___ Dataset extract ___

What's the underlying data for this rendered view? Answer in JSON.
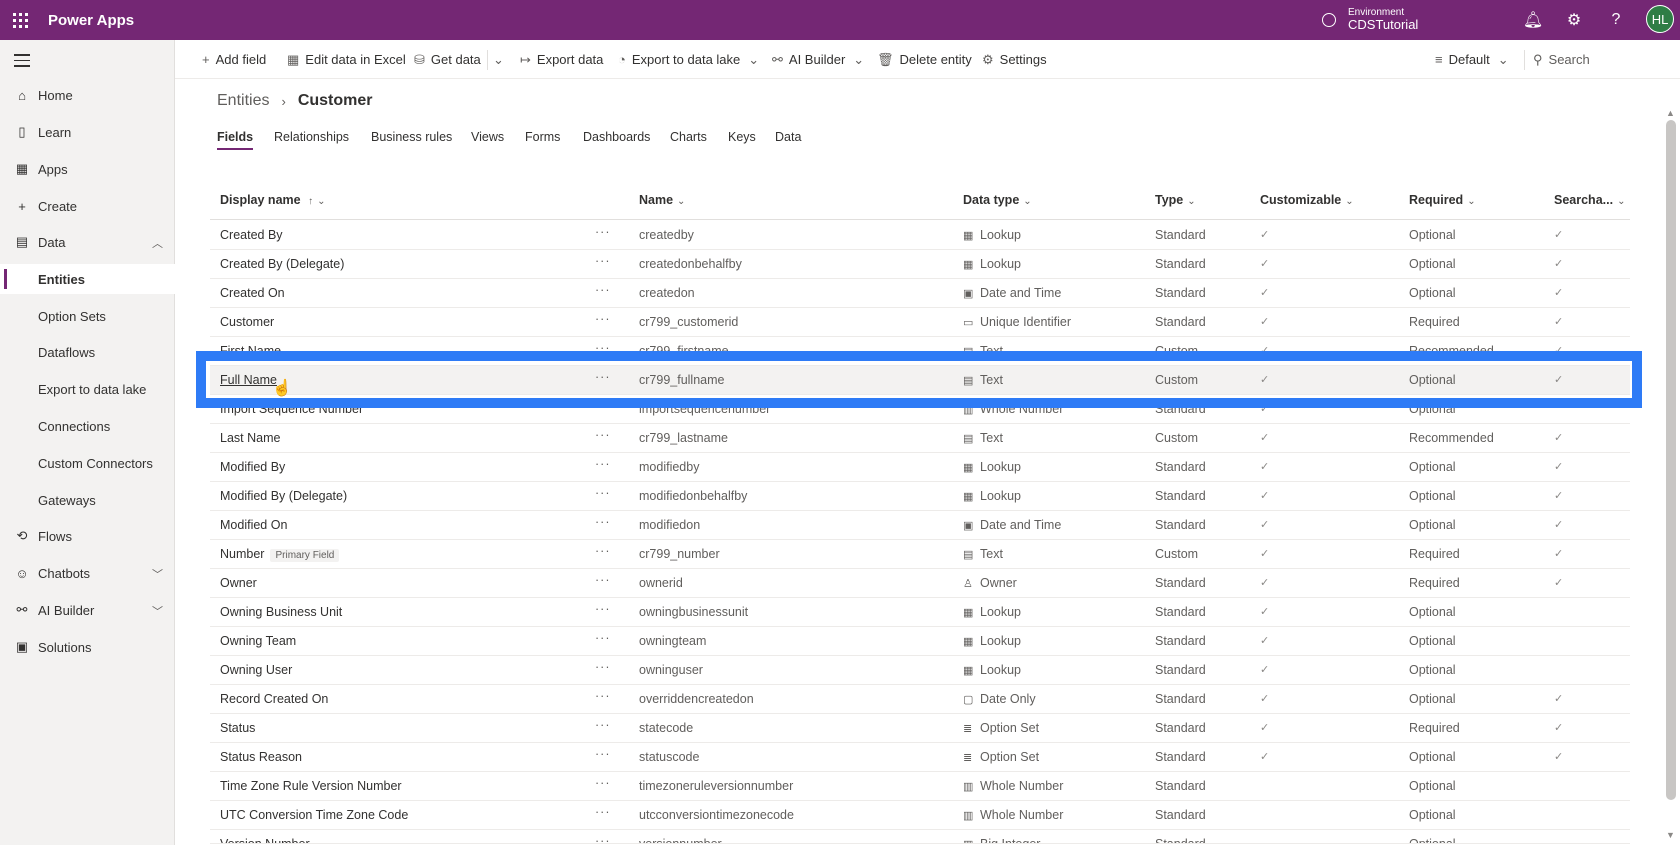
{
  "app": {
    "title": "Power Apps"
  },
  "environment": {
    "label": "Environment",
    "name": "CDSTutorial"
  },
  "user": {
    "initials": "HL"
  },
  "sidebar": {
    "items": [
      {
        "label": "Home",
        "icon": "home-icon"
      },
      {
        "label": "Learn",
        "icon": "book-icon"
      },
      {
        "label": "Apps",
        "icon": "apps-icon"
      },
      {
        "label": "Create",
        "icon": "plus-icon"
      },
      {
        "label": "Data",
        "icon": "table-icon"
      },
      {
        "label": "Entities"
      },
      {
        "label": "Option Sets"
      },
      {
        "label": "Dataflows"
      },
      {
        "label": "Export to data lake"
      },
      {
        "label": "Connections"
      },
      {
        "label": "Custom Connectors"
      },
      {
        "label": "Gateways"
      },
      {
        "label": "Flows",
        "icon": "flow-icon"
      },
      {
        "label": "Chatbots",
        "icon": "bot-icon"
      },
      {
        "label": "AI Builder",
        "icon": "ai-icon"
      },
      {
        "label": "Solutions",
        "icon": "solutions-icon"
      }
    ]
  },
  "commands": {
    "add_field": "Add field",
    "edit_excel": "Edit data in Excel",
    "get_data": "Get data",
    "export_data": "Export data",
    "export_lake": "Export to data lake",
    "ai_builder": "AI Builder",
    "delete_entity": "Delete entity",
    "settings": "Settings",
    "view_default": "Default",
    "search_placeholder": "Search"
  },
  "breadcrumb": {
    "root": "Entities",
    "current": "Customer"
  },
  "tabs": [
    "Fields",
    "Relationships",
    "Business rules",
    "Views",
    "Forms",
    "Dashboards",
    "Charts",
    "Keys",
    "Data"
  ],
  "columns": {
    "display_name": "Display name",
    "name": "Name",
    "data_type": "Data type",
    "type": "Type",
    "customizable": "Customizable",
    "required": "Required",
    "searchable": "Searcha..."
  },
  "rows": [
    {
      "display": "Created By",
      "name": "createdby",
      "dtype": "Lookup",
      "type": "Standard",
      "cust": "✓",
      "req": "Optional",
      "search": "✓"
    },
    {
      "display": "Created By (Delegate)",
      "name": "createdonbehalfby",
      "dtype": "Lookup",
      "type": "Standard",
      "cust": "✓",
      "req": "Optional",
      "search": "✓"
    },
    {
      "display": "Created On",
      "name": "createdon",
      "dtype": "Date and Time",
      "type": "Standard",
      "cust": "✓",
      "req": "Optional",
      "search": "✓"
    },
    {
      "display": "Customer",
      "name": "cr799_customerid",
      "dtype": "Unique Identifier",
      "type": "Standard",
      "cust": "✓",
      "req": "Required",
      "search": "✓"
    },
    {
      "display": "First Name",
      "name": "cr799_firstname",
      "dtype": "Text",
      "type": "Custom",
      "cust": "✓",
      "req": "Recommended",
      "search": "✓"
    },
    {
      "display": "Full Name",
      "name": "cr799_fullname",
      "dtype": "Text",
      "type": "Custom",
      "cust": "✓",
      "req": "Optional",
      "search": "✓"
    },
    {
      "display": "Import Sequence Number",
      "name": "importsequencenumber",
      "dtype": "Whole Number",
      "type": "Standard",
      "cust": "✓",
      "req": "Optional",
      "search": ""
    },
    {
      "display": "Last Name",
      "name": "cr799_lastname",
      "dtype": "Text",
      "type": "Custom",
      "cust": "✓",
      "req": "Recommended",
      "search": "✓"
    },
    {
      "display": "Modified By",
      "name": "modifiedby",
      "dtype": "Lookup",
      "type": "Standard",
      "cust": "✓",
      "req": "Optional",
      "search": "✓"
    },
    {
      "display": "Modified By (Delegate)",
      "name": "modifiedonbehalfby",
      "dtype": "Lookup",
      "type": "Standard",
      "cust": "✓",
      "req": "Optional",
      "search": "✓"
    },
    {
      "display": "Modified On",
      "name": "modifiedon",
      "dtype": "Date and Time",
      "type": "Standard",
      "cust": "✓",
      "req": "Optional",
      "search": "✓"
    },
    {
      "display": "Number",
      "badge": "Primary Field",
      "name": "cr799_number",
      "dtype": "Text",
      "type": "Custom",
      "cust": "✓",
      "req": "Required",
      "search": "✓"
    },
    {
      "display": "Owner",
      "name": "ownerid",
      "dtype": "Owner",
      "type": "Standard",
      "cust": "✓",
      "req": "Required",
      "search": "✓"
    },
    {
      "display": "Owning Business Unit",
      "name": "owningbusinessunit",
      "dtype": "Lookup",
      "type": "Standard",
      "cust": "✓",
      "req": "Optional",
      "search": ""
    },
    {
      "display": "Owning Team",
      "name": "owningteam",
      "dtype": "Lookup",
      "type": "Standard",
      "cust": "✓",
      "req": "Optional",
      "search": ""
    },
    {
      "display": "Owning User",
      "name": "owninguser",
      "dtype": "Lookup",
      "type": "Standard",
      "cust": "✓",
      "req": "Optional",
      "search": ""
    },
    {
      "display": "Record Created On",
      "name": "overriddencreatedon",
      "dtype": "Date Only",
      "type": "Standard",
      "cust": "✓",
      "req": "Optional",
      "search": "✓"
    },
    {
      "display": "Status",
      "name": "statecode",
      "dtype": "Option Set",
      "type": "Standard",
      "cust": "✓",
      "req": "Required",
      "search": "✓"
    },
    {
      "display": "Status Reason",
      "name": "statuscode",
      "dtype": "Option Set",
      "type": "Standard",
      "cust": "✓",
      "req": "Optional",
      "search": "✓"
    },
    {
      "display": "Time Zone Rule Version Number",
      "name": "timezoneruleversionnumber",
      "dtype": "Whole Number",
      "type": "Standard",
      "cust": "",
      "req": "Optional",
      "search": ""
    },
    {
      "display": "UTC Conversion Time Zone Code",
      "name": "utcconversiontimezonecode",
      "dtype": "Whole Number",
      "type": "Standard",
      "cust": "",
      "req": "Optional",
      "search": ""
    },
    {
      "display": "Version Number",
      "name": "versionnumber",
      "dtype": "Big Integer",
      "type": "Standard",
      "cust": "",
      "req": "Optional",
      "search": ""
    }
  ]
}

___
___ Dataset extract ___

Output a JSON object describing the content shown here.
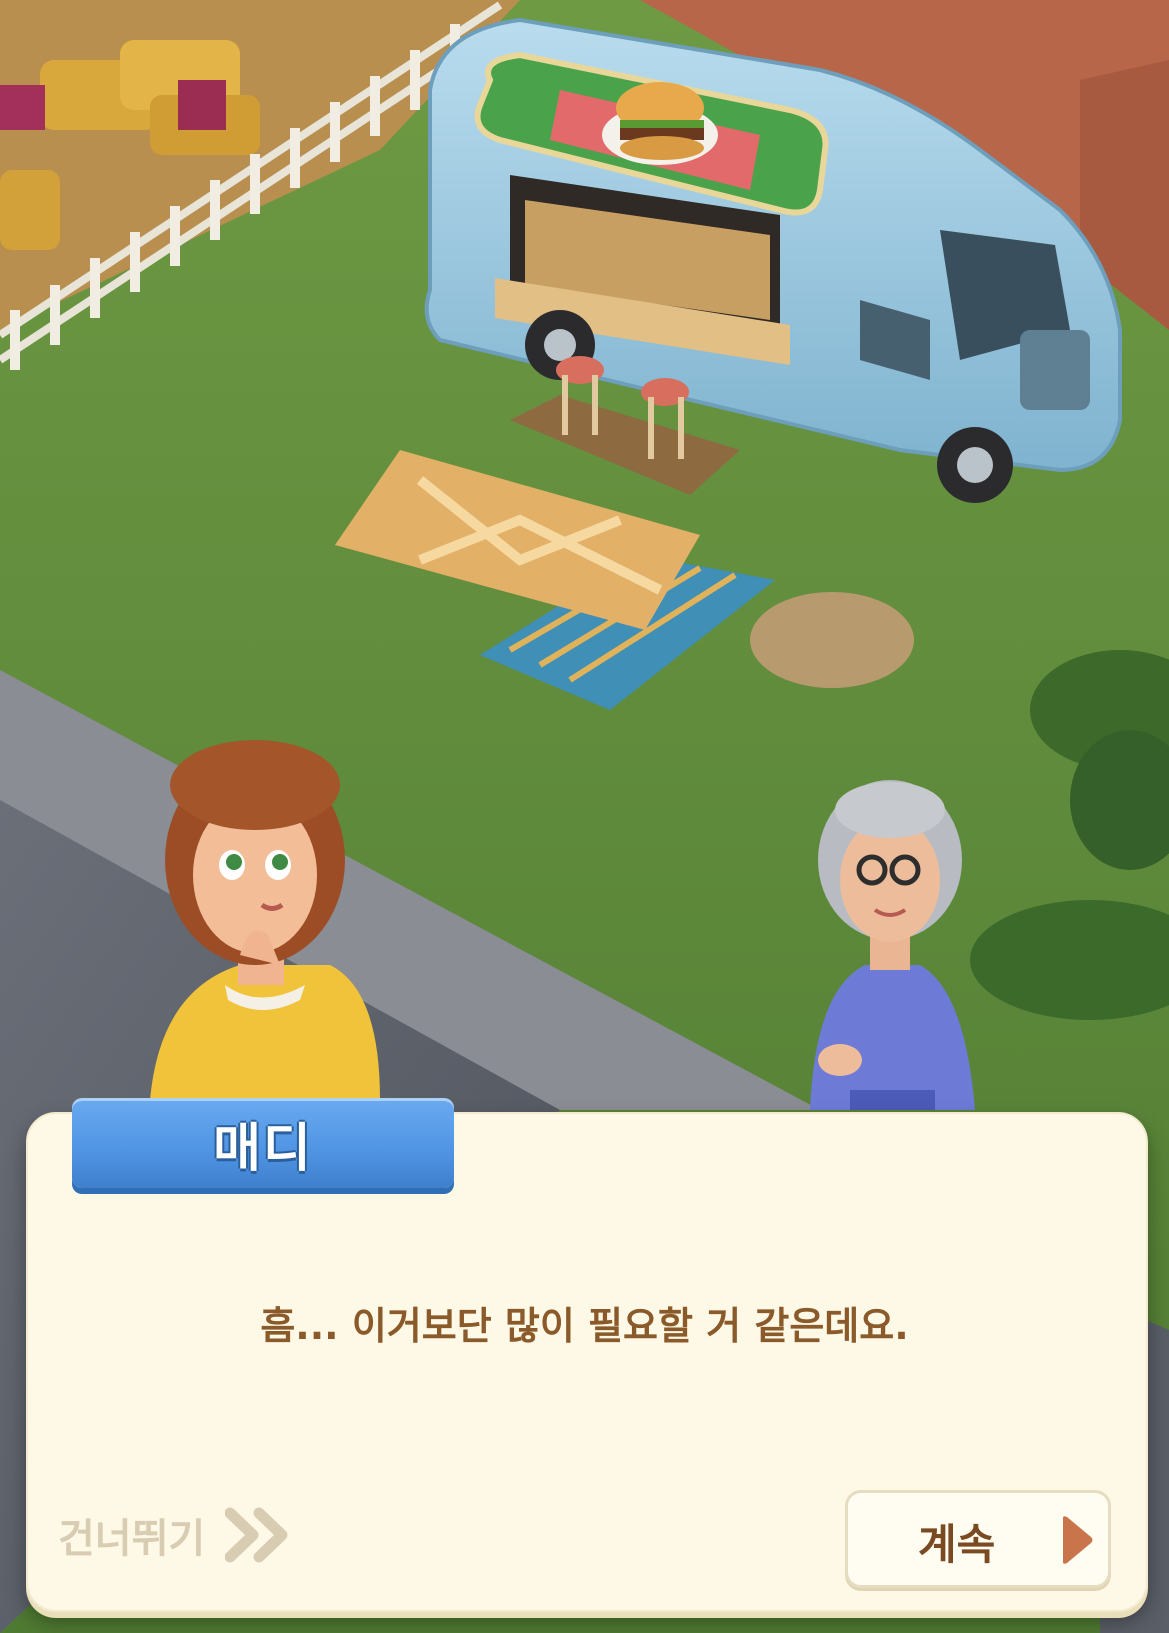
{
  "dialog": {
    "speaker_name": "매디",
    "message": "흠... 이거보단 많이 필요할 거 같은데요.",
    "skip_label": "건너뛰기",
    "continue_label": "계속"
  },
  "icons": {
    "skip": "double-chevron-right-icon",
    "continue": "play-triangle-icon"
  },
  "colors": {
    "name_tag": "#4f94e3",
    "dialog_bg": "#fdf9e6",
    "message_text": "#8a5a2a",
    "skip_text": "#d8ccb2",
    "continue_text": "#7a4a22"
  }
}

___
___ Dataset extract ___

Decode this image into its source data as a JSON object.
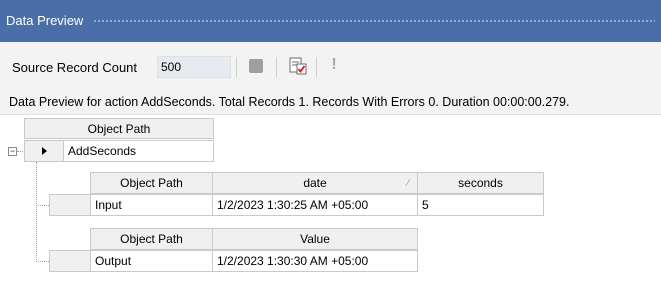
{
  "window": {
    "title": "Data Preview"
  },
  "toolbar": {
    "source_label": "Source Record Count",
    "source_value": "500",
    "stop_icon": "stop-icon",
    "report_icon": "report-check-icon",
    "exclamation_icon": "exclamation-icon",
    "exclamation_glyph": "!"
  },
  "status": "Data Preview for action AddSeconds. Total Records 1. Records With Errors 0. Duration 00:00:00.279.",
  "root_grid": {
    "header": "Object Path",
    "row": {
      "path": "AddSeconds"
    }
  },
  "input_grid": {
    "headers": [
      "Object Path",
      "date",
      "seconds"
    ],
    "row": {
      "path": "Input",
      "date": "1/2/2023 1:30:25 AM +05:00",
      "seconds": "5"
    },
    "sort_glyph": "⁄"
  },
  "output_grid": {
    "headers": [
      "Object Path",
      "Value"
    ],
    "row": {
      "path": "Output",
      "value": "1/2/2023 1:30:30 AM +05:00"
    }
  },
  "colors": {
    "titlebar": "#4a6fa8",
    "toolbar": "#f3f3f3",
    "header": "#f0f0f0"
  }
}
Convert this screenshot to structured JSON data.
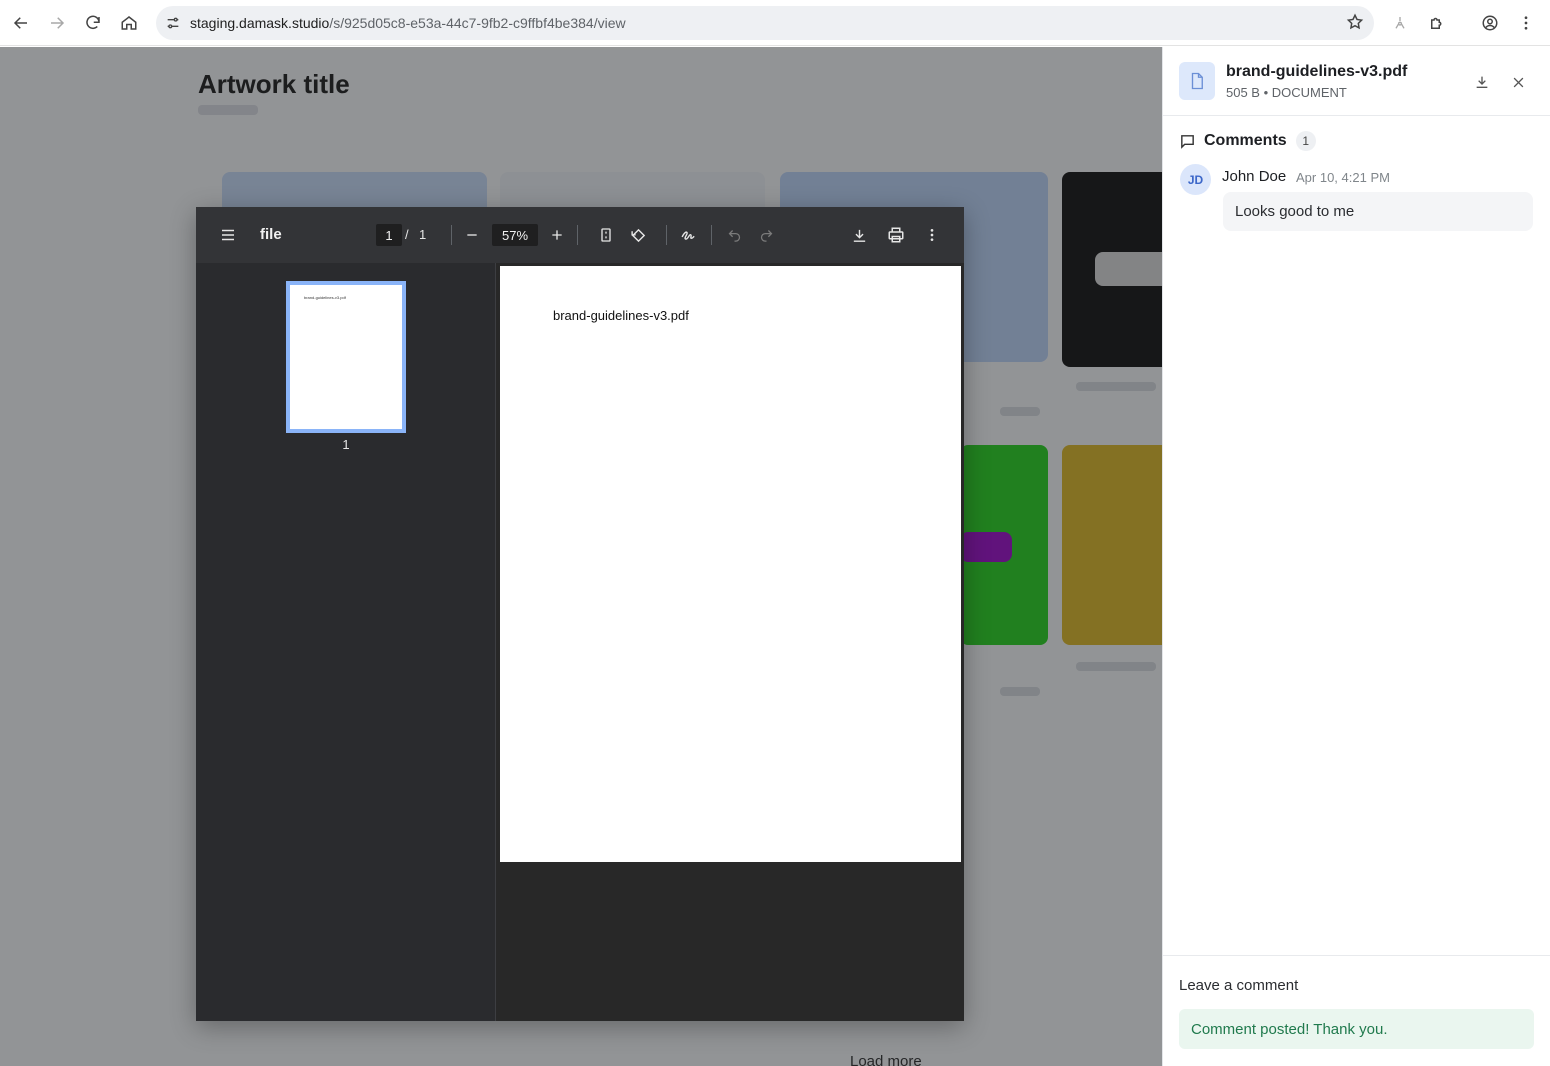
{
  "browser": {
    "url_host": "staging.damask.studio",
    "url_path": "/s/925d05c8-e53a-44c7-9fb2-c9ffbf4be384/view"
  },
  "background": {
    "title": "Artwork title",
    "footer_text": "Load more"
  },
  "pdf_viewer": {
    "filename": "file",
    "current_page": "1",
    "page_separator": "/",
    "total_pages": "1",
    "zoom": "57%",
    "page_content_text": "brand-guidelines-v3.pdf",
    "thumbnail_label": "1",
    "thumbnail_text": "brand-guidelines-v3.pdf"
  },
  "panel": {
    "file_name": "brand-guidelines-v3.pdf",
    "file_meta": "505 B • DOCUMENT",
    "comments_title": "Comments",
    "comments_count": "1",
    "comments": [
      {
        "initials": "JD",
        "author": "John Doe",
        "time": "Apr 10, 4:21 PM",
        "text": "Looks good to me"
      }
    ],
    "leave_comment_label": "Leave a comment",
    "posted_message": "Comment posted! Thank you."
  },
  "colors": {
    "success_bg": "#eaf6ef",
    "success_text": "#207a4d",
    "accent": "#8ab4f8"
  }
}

___

▶ **Exercise**
Locate the word "Export" in the entries, and copy every line where it is found.

▶ **Output for this task**
        "label": "Export to data lake"
    "export_data": "Export data",
    "export_lake": "Export to data lake",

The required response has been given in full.